■ WHAT IS BEING ASKED:
Pull every "name" line out of the data below.

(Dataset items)
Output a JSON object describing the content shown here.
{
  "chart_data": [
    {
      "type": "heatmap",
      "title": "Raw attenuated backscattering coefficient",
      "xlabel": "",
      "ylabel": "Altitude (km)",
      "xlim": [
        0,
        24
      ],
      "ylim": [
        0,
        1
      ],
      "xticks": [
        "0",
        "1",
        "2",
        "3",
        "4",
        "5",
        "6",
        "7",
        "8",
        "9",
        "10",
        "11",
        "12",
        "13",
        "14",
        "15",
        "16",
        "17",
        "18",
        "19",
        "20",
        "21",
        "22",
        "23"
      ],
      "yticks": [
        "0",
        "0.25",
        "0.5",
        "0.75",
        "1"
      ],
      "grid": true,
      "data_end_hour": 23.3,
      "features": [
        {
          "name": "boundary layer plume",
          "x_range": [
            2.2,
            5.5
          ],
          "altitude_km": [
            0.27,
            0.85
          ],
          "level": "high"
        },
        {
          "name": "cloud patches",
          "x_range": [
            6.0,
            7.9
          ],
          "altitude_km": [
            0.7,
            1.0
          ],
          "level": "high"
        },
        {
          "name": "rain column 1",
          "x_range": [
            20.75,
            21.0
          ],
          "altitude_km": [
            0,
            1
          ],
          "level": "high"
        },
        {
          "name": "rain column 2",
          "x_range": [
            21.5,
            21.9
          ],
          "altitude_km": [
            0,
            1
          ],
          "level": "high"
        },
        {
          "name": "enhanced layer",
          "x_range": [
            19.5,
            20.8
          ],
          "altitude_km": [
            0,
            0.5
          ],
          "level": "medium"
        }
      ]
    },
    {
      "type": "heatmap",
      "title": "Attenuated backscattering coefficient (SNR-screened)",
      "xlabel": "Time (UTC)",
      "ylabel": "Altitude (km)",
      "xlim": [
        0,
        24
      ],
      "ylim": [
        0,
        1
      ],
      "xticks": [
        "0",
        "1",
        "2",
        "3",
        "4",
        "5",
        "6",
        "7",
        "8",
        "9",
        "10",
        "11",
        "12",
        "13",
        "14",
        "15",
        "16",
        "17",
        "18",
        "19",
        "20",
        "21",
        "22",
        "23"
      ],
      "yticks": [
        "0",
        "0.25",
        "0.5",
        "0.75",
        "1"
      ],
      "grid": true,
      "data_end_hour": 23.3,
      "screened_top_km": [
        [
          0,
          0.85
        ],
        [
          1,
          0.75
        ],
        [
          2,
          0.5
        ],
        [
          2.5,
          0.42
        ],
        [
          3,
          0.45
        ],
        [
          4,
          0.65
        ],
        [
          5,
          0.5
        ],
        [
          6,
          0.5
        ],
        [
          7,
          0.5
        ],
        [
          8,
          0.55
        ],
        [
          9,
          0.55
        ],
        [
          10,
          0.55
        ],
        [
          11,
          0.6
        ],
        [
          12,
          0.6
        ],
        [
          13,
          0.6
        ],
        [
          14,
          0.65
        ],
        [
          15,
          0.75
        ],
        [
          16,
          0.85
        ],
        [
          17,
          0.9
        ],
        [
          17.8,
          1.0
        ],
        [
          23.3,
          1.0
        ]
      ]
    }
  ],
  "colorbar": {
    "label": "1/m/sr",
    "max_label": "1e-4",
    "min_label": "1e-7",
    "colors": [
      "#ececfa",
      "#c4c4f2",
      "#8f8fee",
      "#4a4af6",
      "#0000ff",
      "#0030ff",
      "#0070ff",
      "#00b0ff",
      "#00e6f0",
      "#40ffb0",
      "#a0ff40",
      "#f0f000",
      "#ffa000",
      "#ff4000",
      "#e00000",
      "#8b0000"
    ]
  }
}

■ SOLUTION TO THIS PROBLEM:
          "name": "boundary layer plume",
          "name": "cloud patches",
          "name": "rain column 1",
          "name": "rain column 2",
          "name": "enhanced layer",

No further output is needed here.